EXERCISE AIM —
Below are some records. Say in a single number how many of their lines include the word "drones".
★ ★ ★ ★
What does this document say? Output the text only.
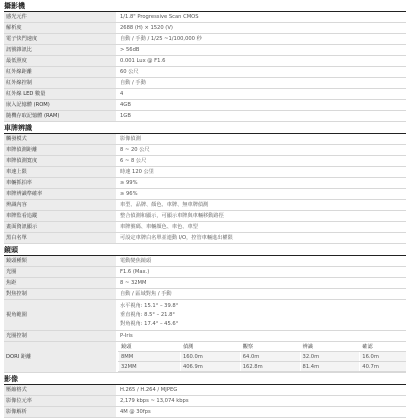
攝影機
感光元件	1/1.8" Progressive Scan CMOS
解析度	2688 (H) × 1520 (V)
電子快門速度	自動 / 手動 / 1/25 ~1/100,000 秒
訊號雜訊比	> 56dB
最低照度	0.001 Lux @ F1.6
紅外線距離	60 公尺
紅外線控制	自動 / 手動
紅外線 LED 數量	4
嵌入記憶體 (ROM)	4GB
隨機存取記憶體 (RAM)	1GB
車牌辨識
觸發模式	影像偵測
車牌偵測距離	8 ~ 20 公尺
車牌偵測寬度	6 ~ 8 公尺
車速上限	時速 120 公里
車輛抓拍率	≥ 99%
車牌辨識準確率	≥ 96%
辨識內容	車型、品牌、顏色、車牌、無車牌偵測
車牌監看追蹤	整合偵測和顯示，可顯示車牌與車輛移動路徑
畫面資訊顯示	車牌號碼、車輛顏色、車色、車型
黑白名單	可設定車牌白名單並連動 I/O，控管車輛進出權限
鏡頭
鏡頭種類	電動變焦鏡頭
光圈	F1.6 (Max.)
焦距	8 ~ 32MM
對焦控制	自動 / 區域對焦 / 手動
視角範圍
水平視角: 15.1° – 39.8°
垂直視角: 8.5° – 21.8°
對角視角: 17.4° – 45.6°
光圈控制	P-Iris
DORI 距離
鏡頭	偵測	觀察	辨識	確認
8MM	160.0m	64.0m	32.0m	16.0m
32MM	406.9m	162.8m	81.4m	40.7m
影像
壓縮格式	H.265 / H.264 / MJPEG
影像位元率	2,179 kbps ~ 13,074 kbps
影像解析	4M @ 30fps
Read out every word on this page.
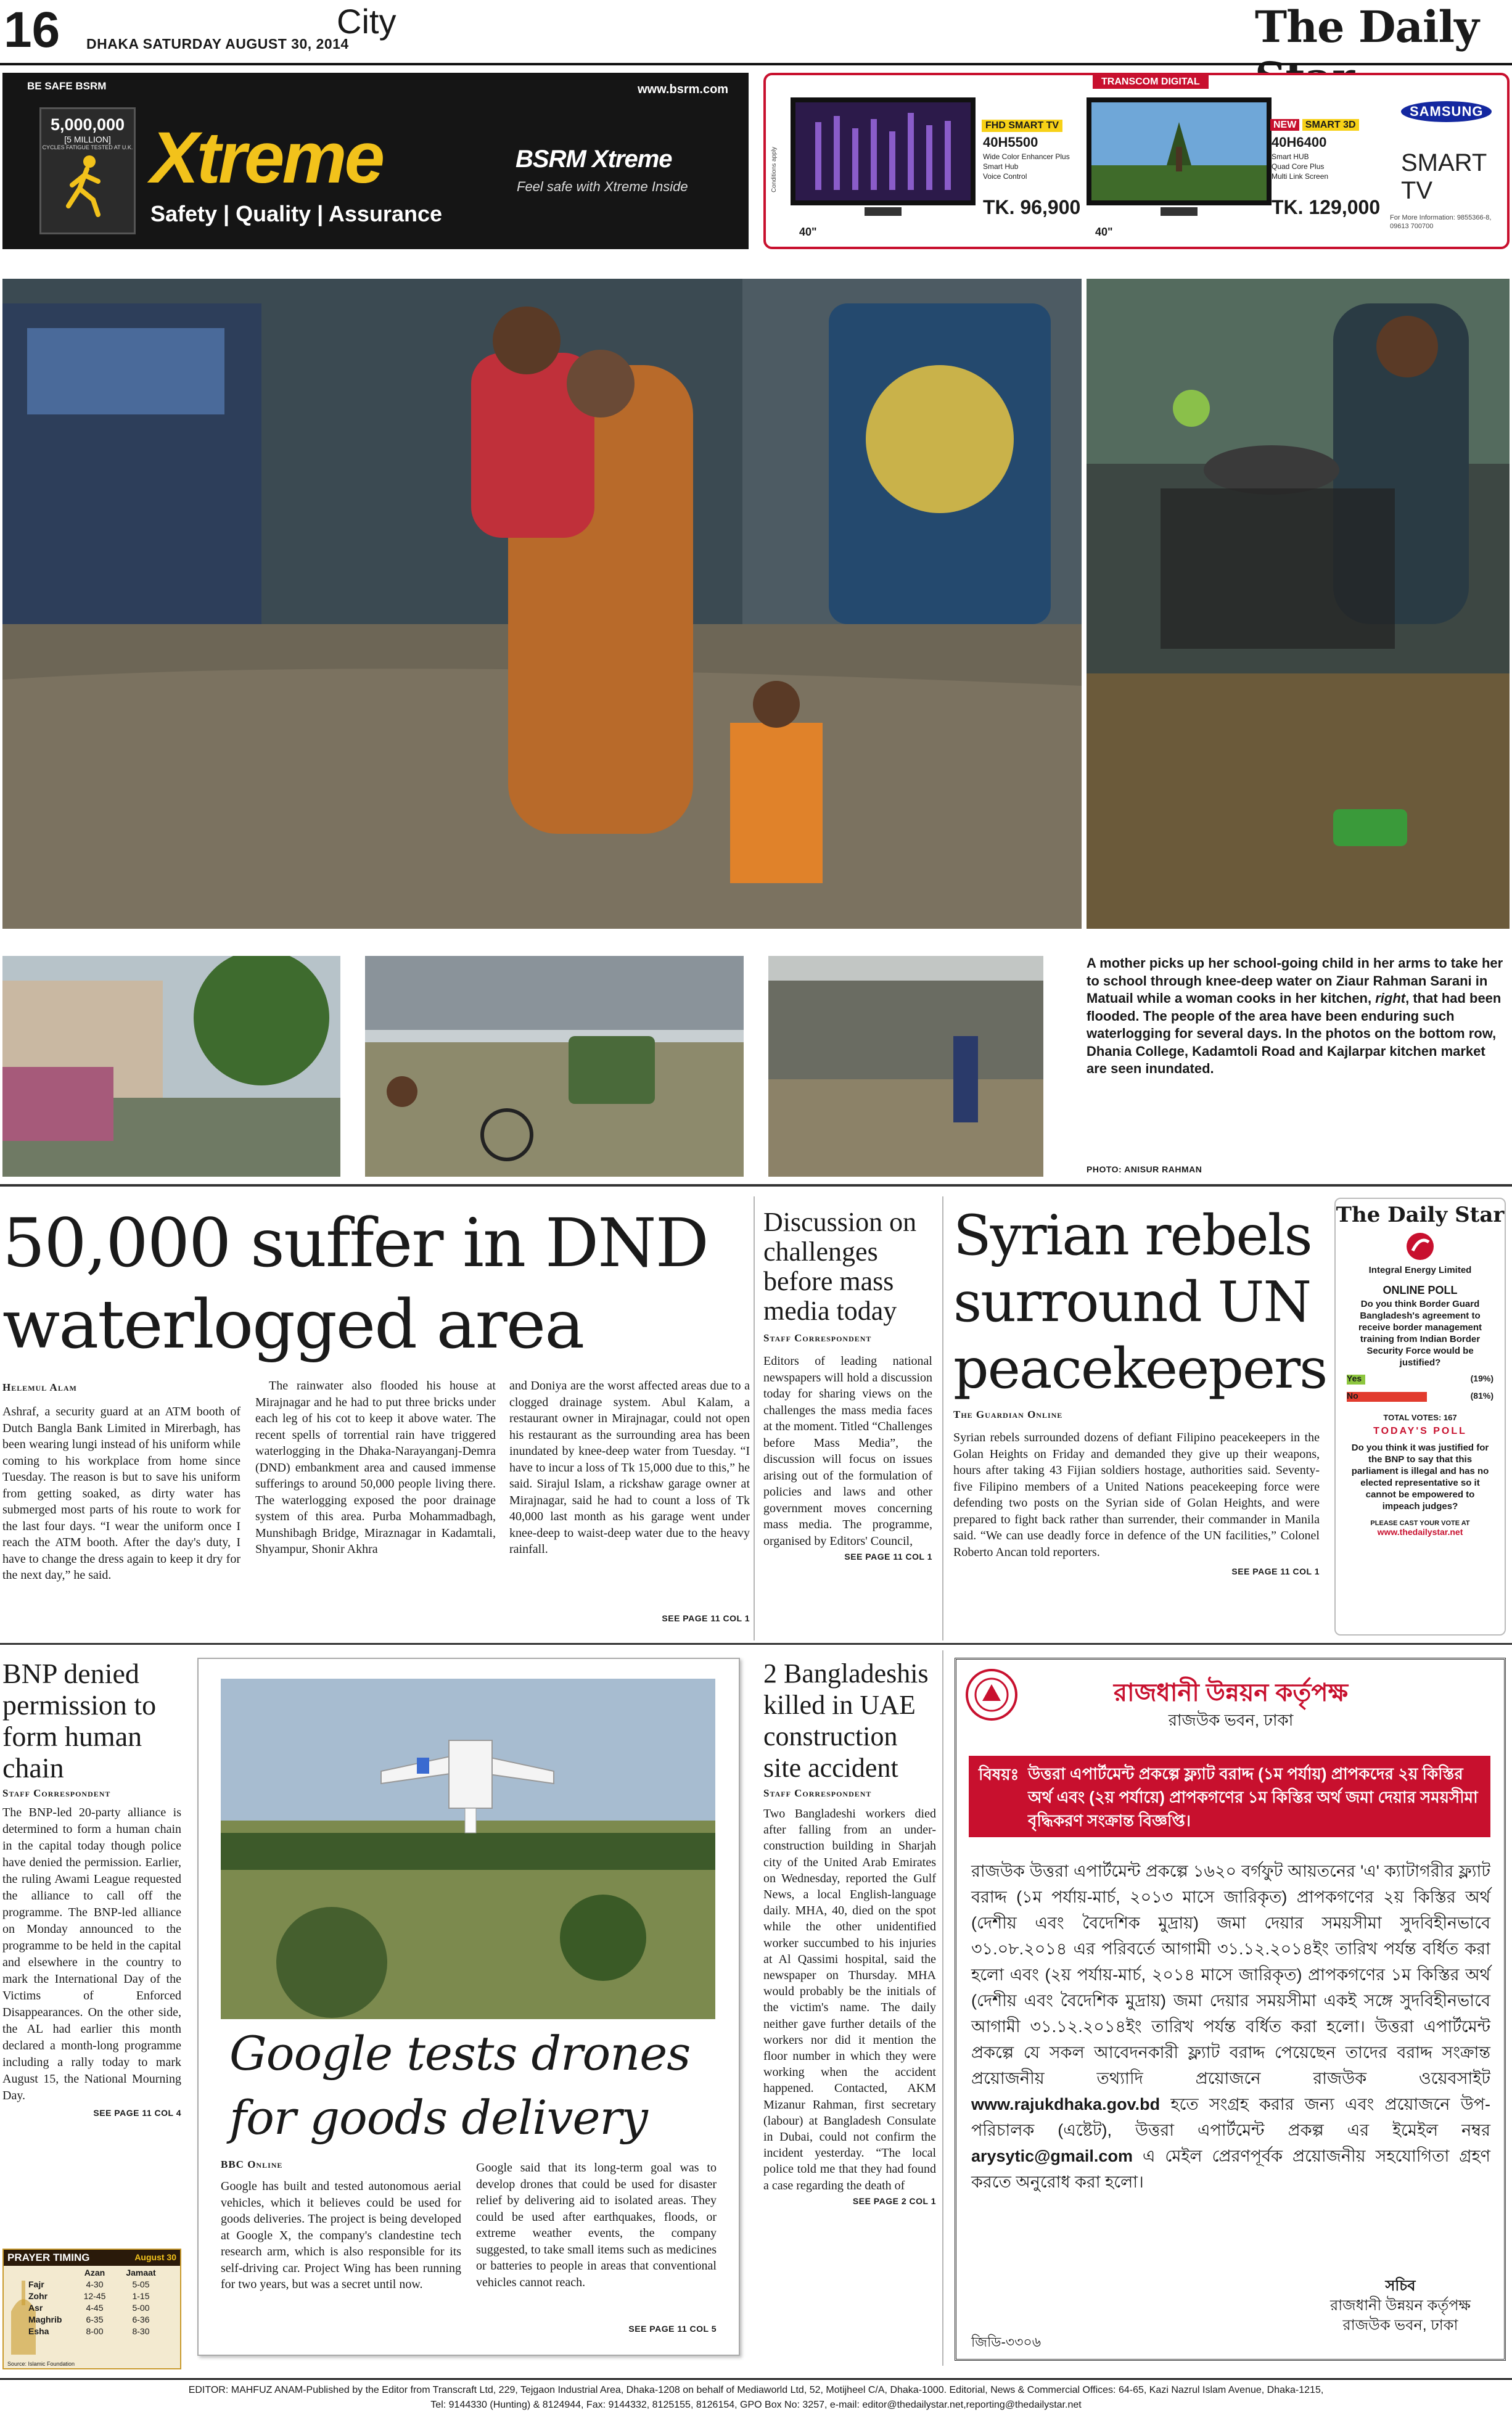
16 DHAKA SATURDAY AUGUST 30, 2014
City	The Daily
BE SAFE BSRM	www.bsrm.com
5,000,000
[5 MILLION]
CYCLES FATIGUE TESTED AT U.K. Xtreme
Safety | Quality | Assurance
BSRM Xtreme
Feel safe with Xtreme Inside
TRANSCOM DIGITAL
40"
FHD SMART TV
40H5500
Wide Color Enhancer Plus
Smart Hub
Voice Control
TK. 96,900
40"
NEW SMART 3D
40H6400
Smart HUB
Quad Core Plus
Multi Link Screen
TK. 129,000
SAMSUNG
SMART TV
For More Information: 9855366-8, 09613 700700
Conditions apply
A mother picks up her school-going child in her arms to take her to school through knee-deep water on Ziaur Rahman Sarani in Matuail while a woman cooks in her kitchen, right, that had been flooded. The people of the area have been enduring such waterlogging for several days. In the photos on the bottom row, Dhania College, Kadamtoli Road and Kajlarpar kitchen market are seen inundated.
PHOTO: ANISUR RAHMAN
50,000 suffer in DND waterlogged area
Helemul Alam

Ashraf, a security guard at an ATM booth of Dutch Bangla Bank Limited in Mirerbagh, has been wearing lungi instead of his uniform while coming to his workplace from home since Tuesday. The reason is but to save his uniform from getting soaked, as dirty water has submerged most parts of his route to work for the last four days. “I wear the uniform once I reach the ATM booth. After the day's duty, I have to change the dress again to keep it dry for the next day,” he said.

The rainwater also flooded his house at Mirajnagar and he had to put three bricks under each leg of his cot to keep it above water. The recent spells of torrential rain have triggered waterlogging in the Dhaka-Narayanganj-Demra (DND) embankment area and caused immense sufferings to around 50,000 people living there. The waterlogging exposed the poor drainage system of this area. Purba Mohammadbagh, Munshibagh Bridge, Miraznagar in Kadamtali, Shyampur, Shonir Akhra

and Doniya are the worst affected areas due to a clogged drainage system. Abul Kalam, a restaurant owner in Mirajnagar, could not open his restaurant as the surrounding area has been inundated by knee-deep water from Tuesday. “I have to incur a loss of Tk 15,000 due to this,” he said. Sirajul Islam, a rickshaw garage owner at Mirajnagar, said he had to count a loss of Tk 40,000 last month as his garage went under knee-deep to waist-deep water due to the heavy rainfall.

SEE PAGE 11 COL 1
Discussion on challenges before mass media today
Staff Correspondent

Editors of leading national newspapers will hold a discussion today for sharing views on the challenges the mass media faces at the moment. Titled “Challenges before Mass Media”, the discussion will focus on issues arising out of the formulation of policies and laws and other government moves concerning mass media. The programme, organised by Editors' Council,

SEE PAGE 11 COL 1
Syrian rebels surround UN peacekeepers
The Guardian Online

Syrian rebels surrounded dozens of defiant Filipino peacekeepers in the Golan Heights on Friday and demanded they give up their weapons, hours after taking 43 Fijian soldiers hostage, authorities said. Seventy-five Filipino members of a United Nations peacekeeping force were defending two posts on the Syrian side of Golan Heights, and were prepared to fight back rather than surrender, their commander in Manila said. “We can use deadly force in defence of the UN facilities,” Colonel Roberto Ancan told reporters.

SEE PAGE 11 COL 1
The Daily Star
Integral Energy Limited
ONLINE POLL
Do you think Border Guard Bangladesh's agreement to receive border management training from Indian Border Security Force would be justified?
Yes	(19%)
No	(81%)
TOTAL VOTES: 167
TODAY'S POLL
Do you think it was justified for the BNP to say that this parliament is illegal and has no elected representative so it cannot be empowered to impeach judges?
PLEASE CAST YOUR VOTE AT
www.thedailystar.net
BNP denied permission to form human chain
Staff Correspondent

The BNP-led 20-party alliance is determined to form a human chain in the capital today though police have denied the permission. Earlier, the ruling Awami League requested the alliance to call off the programme. The BNP-led alliance on Monday announced to the programme to be held in the capital and elsewhere in the country to mark the International Day of the Victims of Enforced Disappearances. On the other side, the AL had earlier this month declared a month-long programme including a rally today to mark August 15, the National Mourning Day.

SEE PAGE 11 COL 4
PRAYER TIMING	August 30
Azan	Jamaat
Fajr	4-30	5-05
Zohr	12-45	1-15
Asr	4-45	5-00
Maghrib	6-35	6-36
Esha	8-00	8-30
Source: Islamic Foundation
Google tests drones
for goods delivery
BBC Online

Google has built and tested autonomous aerial vehicles, which it believes could be used for goods deliveries. The project is being developed at Google X, the company's clandestine tech research arm, which is also responsible for its self-driving car. Project Wing has been running for two years, but was a secret until now.

Google said that its long-term goal was to develop drones that could be used for disaster relief by delivering aid to isolated areas. They could be used after earthquakes, floods, or extreme weather events, the company suggested, to take small items such as medicines or batteries to people in areas that conventional vehicles cannot reach.

SEE PAGE 11 COL 5
2 Bangladeshis killed in UAE construction site accident
Staff Correspondent

Two Bangladeshi workers died after falling from an under-construction building in Sharjah city of the United Arab Emirates on Wednesday, reported the Gulf News, a local English-language daily. MHA, 40, died on the spot while the other unidentified worker succumbed to his injuries at Al Qassimi hospital, said the newspaper on Thursday. MHA would probably be the initials of the victim's name. The daily neither gave further details of the workers nor did it mention the floor number in which they were working when the accident happened. Contacted, AKM Mizanur Rahman, first secretary (labour) at Bangladesh Consulate in Dubai, could not confirm the incident yesterday. “The local police told me that they had found a case regarding the death of

SEE PAGE 2 COL 1
রাজধানী উন্নয়ন কর্তৃপক্ষ
রাজউক ভবন, ঢাকা
বিষয়ঃ উত্তরা এপার্টমেন্ট প্রকল্পে ফ্ল্যাট বরাদ্দ (১ম পর্যায়) প্রাপকদের ২য় কিস্তির অর্থ এবং (২য় পর্যায়ে) প্রাপকগণের ১ম কিস্তির অর্থ জমা দেয়ার সময়সীমা বৃদ্ধিকরণ সংক্রান্ত বিজ্ঞপ্তি।
রাজউক উত্তরা এপার্টমেন্ট প্রকল্পে ১৬২০ বর্গফুট আয়তনের 'এ' ক্যাটাগরীর ফ্ল্যাট বরাদ্দ (১ম পর্যায়-মার্চ, ২০১৩ মাসে জারিকৃত) প্রাপকগণের ২য় কিস্তির অর্থ (দেশীয় এবং বৈদেশিক মুদ্রায়) জমা দেয়ার সময়সীমা সুদবিহীনভাবে ৩১.০৮.২০১৪ এর পরিবর্তে আগামী ৩১.১২.২০১৪ইং তারিখ পর্যন্ত বর্ধিত করা হলো এবং (২য় পর্যায়-মার্চ, ২০১৪ মাসে জারিকৃত) প্রাপকগণের ১ম কিস্তির অর্থ (দেশীয় এবং বৈদেশিক মুদ্রায়) জমা দেয়ার সময়সীমা একই সঙ্গে সুদবিহীনভাবে আগামী ৩১.১২.২০১৪ইং তারিখ পর্যন্ত বর্ধিত করা হলো। উত্তরা এপার্টমেন্ট প্রকল্পে যে সকল আবেদনকারী ফ্ল্যাট বরাদ্দ পেয়েছেন তাদের বরাদ্দ সংক্রান্ত প্রয়োজনীয় তথ্যাদি প্রয়োজনে রাজউক ওয়েবসাইট www.rajukdhaka.gov.bd হতে সংগ্রহ করার জন্য এবং প্রয়োজনে উপ-পরিচালক (এষ্টেট), উত্তরা এপার্টমেন্ট প্রকল্প এর ইমেইল নম্বর arysytic@gmail.com এ মেইল প্রেরণপূর্বক প্রয়োজনীয় সহযোগিতা গ্রহণ করতে অনুরোধ করা হলো।
সচিব
রাজধানী উন্নয়ন কর্তৃপক্ষ
রাজউক ভবন, ঢাকা
জিডি-৩৩০৬
EDITOR: MAHFUZ ANAM-Published by the Editor from Transcraft Ltd, 229, Tejgaon Industrial Area, Dhaka-1208 on behalf of Mediaworld Ltd, 52, Motijheel C/A, Dhaka-1000. Editorial, News & Commercial Offices: 64-65, Kazi Nazrul Islam Avenue, Dhaka-1215,
Tel: 9144330 (Hunting) & 8124944, Fax: 9144332, 8125155, 8126154, GPO Box No: 3257, e-mail: editor@thedailystar.net,reporting@thedailystar.net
★ ★ ★ ★
WRITTEN SOLUTION —
2